• **Document passage**
X_train_extend_positive, y_train_extend_positive = generate_extended_vectors_positive(
    train_data, all_categories, label_mapping
)
X_train_extend_negative, y_train_extend_negative = generate_extended_vectors_negative(
    train_data, all_categories, label_mapping
)

X_test_extend, y_test_extend = generate_extended_vectors(
    test_data, all_categories, label_mapping
)

In [30]:
# Polarity Prediction

'''
param_grid_polarity = {
    "C": [1],
    "kernel": ["rbf"],
    "gamma": ["scale"],
    "probability": [True],
}

best_score = -1
best_params = None
best_classifier_polarity = None

param_combinations = tqdm(ParameterGrid(param_grid_polarity), desc="Parameter combinations", unit="comb")

for params in param_combinations:
    clf = OneVsRestClassifier(SVC(**params))
    cv_score = GridSearchCV(clf, [{}], refit=True, cv=2, verbose=0, return_train_score=False, n_jobs=-1).fit(X_train_extend, y_train_extend).best_score_
    
    if cv_score > best_score:
        best_score = cv_score
        best_params = params
        best_classifier_polarity = clf

print("Best parameters: ", best_params)

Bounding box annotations
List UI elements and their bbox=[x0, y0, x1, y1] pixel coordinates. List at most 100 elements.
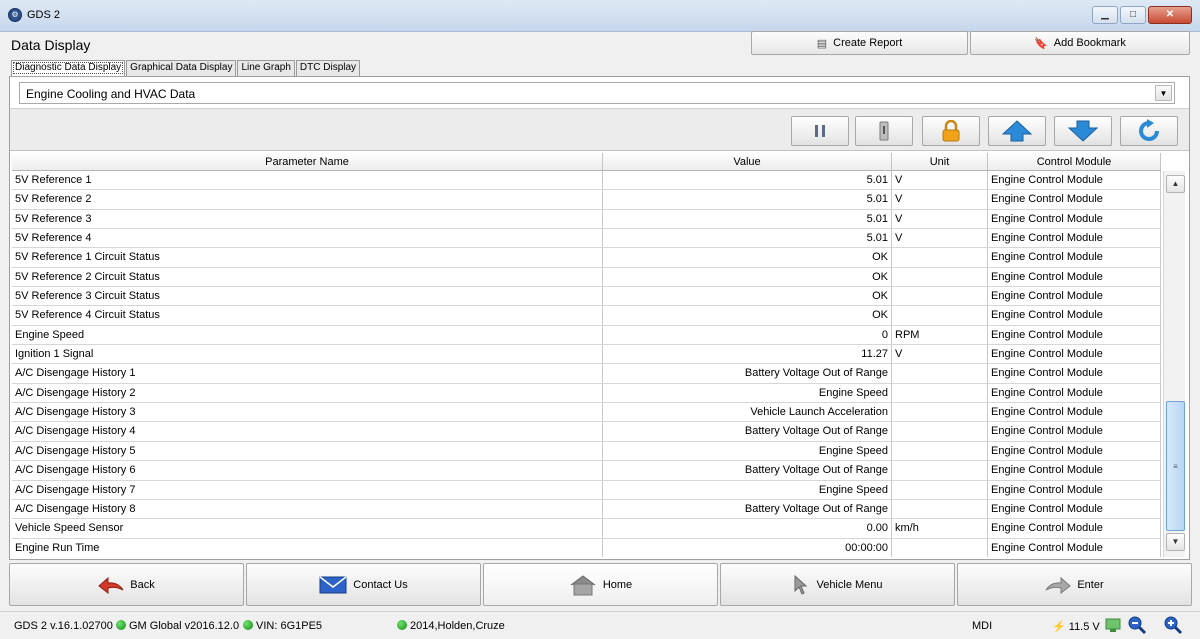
minimize-button[interactable]: ▁ bbox=[1092, 6, 1118, 24]
scroll-thumb[interactable]: ≡ bbox=[1166, 401, 1185, 531]
create-report-label: Create Report bbox=[833, 37, 903, 49]
table-row[interactable]: 5V Reference 3 5.01 V Engine Control Module bbox=[12, 209, 1161, 230]
table-row[interactable]: A/C Disengage History 4 Battery Voltage O… bbox=[12, 422, 1161, 442]
table-row[interactable]: A/C Disengage History 2 Engine Speed Engin… bbox=[12, 383, 1161, 404]
scroll-down-arrow-icon[interactable]: ▼ bbox=[1166, 533, 1185, 551]
lock-button[interactable] bbox=[922, 116, 980, 146]
unit-cell: RPM bbox=[892, 325, 988, 345]
control-module-cell: Engine Control Module bbox=[988, 422, 1161, 441]
control-module-cell: Engine Control Module bbox=[988, 519, 1161, 538]
value-cell: Vehicle Launch Acceleration bbox=[603, 403, 892, 422]
tab-dtc-display[interactable]: DTC Display bbox=[295, 60, 361, 76]
parameter-name-cell: 5V Reference 2 Circuit Status bbox=[12, 267, 603, 287]
maximize-button[interactable]: □ bbox=[1120, 6, 1146, 24]
parameter-name-cell: 5V Reference 4 Circuit Status bbox=[12, 306, 603, 325]
value-cell: Battery Voltage Out of Range bbox=[603, 499, 892, 519]
vehicle-menu-button[interactable]: Vehicle Menu bbox=[720, 563, 955, 606]
value-cell: 5.01 bbox=[603, 209, 892, 229]
column-header-value[interactable]: Value bbox=[603, 153, 892, 170]
parameter-name-cell: Engine Speed bbox=[12, 325, 603, 345]
table-row[interactable]: A/C Disengage History 7 Engine Speed Engin… bbox=[12, 480, 1161, 500]
scroll-up-arrow-icon[interactable]: ▲ bbox=[1166, 175, 1185, 193]
unit-cell bbox=[892, 287, 988, 306]
control-module-cell: Engine Control Module bbox=[988, 383, 1161, 403]
refresh-button[interactable] bbox=[1120, 116, 1178, 146]
table-row[interactable]: Ignition 1 Signal 11.27 V Engine Control Mo… bbox=[12, 345, 1161, 365]
table-row[interactable]: Engine Run Time 00:00:00 Engine Control Mo… bbox=[12, 538, 1161, 557]
control-module-cell: Engine Control Module bbox=[988, 480, 1161, 499]
snapshot-button[interactable] bbox=[855, 116, 913, 146]
table-row[interactable]: A/C Disengage History 3 Vehicle Launch Ac… bbox=[12, 403, 1161, 423]
window-title: GDS 2 bbox=[27, 9, 61, 21]
control-module-cell: Engine Control Module bbox=[988, 171, 1161, 190]
table-row[interactable]: 5V Reference 1 5.01 V Engine Control Module bbox=[12, 171, 1161, 191]
table-row[interactable]: 5V Reference 4 5.01 V Engine Control Module bbox=[12, 229, 1161, 249]
tab-line-graph[interactable]: Line Graph bbox=[237, 60, 295, 76]
table-row[interactable]: 5V Reference 1 Circuit Status OK Engine Co… bbox=[12, 248, 1161, 268]
add-bookmark-label: Add Bookmark bbox=[1053, 37, 1126, 49]
value-cell: Battery Voltage Out of Range bbox=[603, 461, 892, 480]
parameter-name-cell: 5V Reference 2 bbox=[12, 190, 603, 209]
zoom-out-icon[interactable] bbox=[1127, 615, 1147, 638]
pause-icon bbox=[815, 125, 825, 137]
lock-icon bbox=[942, 120, 960, 142]
column-header-parameter[interactable]: Parameter Name bbox=[12, 153, 603, 170]
contact-us-button[interactable]: Contact Us bbox=[246, 563, 481, 606]
value-cell: 5.01 bbox=[603, 229, 892, 248]
table-row[interactable]: Vehicle Speed Sensor 0.00 km/h Engine Contr… bbox=[12, 519, 1161, 539]
home-icon bbox=[570, 574, 596, 595]
close-button[interactable]: ✕ bbox=[1148, 6, 1192, 24]
enter-button[interactable]: Enter bbox=[957, 563, 1192, 606]
control-module-cell: Engine Control Module bbox=[988, 209, 1161, 229]
column-header-control-module[interactable]: Control Module bbox=[988, 153, 1161, 170]
home-label: Home bbox=[602, 578, 633, 591]
scroll-up-button[interactable] bbox=[988, 116, 1046, 146]
table-row[interactable]: 5V Reference 2 5.01 V Engine Control Module bbox=[12, 190, 1161, 210]
chevron-down-icon[interactable]: ▼ bbox=[1155, 85, 1172, 101]
control-module-cell: Engine Control Module bbox=[988, 345, 1161, 364]
parameter-name-cell: A/C Disengage History 6 bbox=[12, 461, 603, 480]
parameter-name-cell: A/C Disengage History 3 bbox=[12, 403, 603, 422]
table-row[interactable]: A/C Disengage History 6 Battery Voltage O… bbox=[12, 461, 1161, 481]
data-list-select[interactable]: Engine Cooling and HVAC Data ▼ bbox=[19, 82, 1175, 104]
table-row[interactable]: 5V Reference 4 Circuit Status OK Engine Co… bbox=[12, 306, 1161, 326]
mdi-text: MDI bbox=[972, 620, 993, 632]
table-scrollbar[interactable]: ▲ ≡ ▼ bbox=[1163, 171, 1185, 557]
home-button[interactable]: Home bbox=[483, 563, 718, 606]
column-header-unit[interactable]: Unit bbox=[892, 153, 988, 170]
unit-cell: V bbox=[892, 209, 988, 229]
gds-logo-icon: ⚙ bbox=[8, 8, 22, 22]
parameter-name-cell: A/C Disengage History 2 bbox=[12, 383, 603, 403]
unit-cell: V bbox=[892, 345, 988, 364]
value-cell: OK bbox=[603, 248, 892, 267]
tab-diagnostic-data-display[interactable]: Diagnostic Data Display bbox=[11, 60, 126, 76]
control-module-cell: Engine Control Module bbox=[988, 364, 1161, 383]
table-row[interactable]: A/C Disengage History 8 Battery Voltage O… bbox=[12, 499, 1161, 520]
parameter-name-cell: A/C Disengage History 7 bbox=[12, 480, 603, 499]
pause-button[interactable] bbox=[791, 116, 849, 146]
back-button[interactable]: Back bbox=[9, 563, 244, 606]
control-module-cell: Engine Control Module bbox=[988, 538, 1161, 557]
contact-us-label: Contact Us bbox=[353, 578, 408, 591]
table-row[interactable]: A/C Disengage History 5 Engine Speed Engin… bbox=[12, 441, 1161, 462]
value-cell: OK bbox=[603, 287, 892, 306]
unit-cell bbox=[892, 383, 988, 403]
table-row[interactable]: Engine Speed 0 RPM Engine Control Module bbox=[12, 325, 1161, 346]
parameter-name-cell: 5V Reference 3 bbox=[12, 209, 603, 229]
unit-cell bbox=[892, 267, 988, 287]
table-row[interactable]: 5V Reference 2 Circuit Status OK Engine Co… bbox=[12, 267, 1161, 288]
table-row[interactable]: 5V Reference 3 Circuit Status OK Engine Co… bbox=[12, 287, 1161, 307]
create-report-button[interactable]: ▤ Create Report bbox=[751, 31, 968, 55]
value-cell: Engine Speed bbox=[603, 480, 892, 499]
parameter-name-cell: Engine Run Time bbox=[12, 538, 603, 557]
table-row[interactable]: A/C Disengage History 1 Battery Voltage O… bbox=[12, 364, 1161, 384]
tab-graphical-data-display[interactable]: Graphical Data Display bbox=[126, 60, 237, 76]
page-title: Data Display bbox=[11, 37, 91, 53]
add-bookmark-button[interactable]: 🔖 Add Bookmark bbox=[970, 31, 1190, 55]
version-text: GDS 2 v.16.1.02700 bbox=[14, 620, 113, 632]
control-module-cell: Engine Control Module bbox=[988, 306, 1161, 325]
scroll-down-button[interactable] bbox=[1054, 116, 1112, 146]
zoom-in-icon[interactable] bbox=[1163, 615, 1183, 638]
unit-cell: V bbox=[892, 171, 988, 190]
value-cell: OK bbox=[603, 306, 892, 325]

• **To do**
#1 Transcribe everything in the code excerpt from "best_score = -1" down to "clf = OneVsRestClassifier(SVC(**params))".
#2 Render the listing as a numbered list with blank lines omitted, covering everything from the line that contains "minimize-button[interactable]: ▁ bbox=[1092, 6, 1118, 24]" down to the line that contains "parameter-name-cell: 5V Reference 4".

• **Answer list**
#1
best_score = -1
best_params = None
best_classifier_polarity = None

param_combinations = tqdm(ParameterGrid(param_grid_polarity), desc="Parameter combinations", unit="comb")

for params in param_combinations:
    clf = OneVsRestClassifier(SVC(**params))

#2
1. minimize-button[interactable]: ▁ bbox=[1092, 6, 1118, 24]
2. scroll-thumb[interactable]: ≡ bbox=[1166, 401, 1185, 531]
3. create-report-label: Create Report bbox=[833, 37, 903, 49]
4. table-row[interactable]: 5V Reference 3 5.01 V Engine Control Module bbox=[12, 209, 1161, 230]
5. table-row[interactable]: A/C Disengage History 4 Battery Voltage O… bbox=[12, 422, 1161, 442]
6. table-row[interactable]: A/C Disengage History 2 Engine Speed Engin… bbox=[12, 383, 1161, 404]
7. scroll-down-arrow-icon[interactable]: ▼ bbox=[1166, 533, 1185, 551]
8. lock-button[interactable] bbox=[922, 116, 980, 146]
9. unit-cell: RPM bbox=[892, 325, 988, 345]
10. control-module-cell: Engine Control Module bbox=[988, 422, 1161, 441]
11. control-module-cell: Engine Control Module bbox=[988, 519, 1161, 538]
12. value-cell: Vehicle Launch Acceleration bbox=[603, 403, 892, 422]
13. tab-dtc-display[interactable]: DTC Display bbox=[295, 60, 361, 76]
14. parameter-name-cell: 5V Reference 2 Circuit Status bbox=[12, 267, 603, 287]
15. maximize-button[interactable]: □ bbox=[1120, 6, 1146, 24]
16. parameter-name-cell: 5V Reference 4 Circuit Status bbox=[12, 306, 603, 325]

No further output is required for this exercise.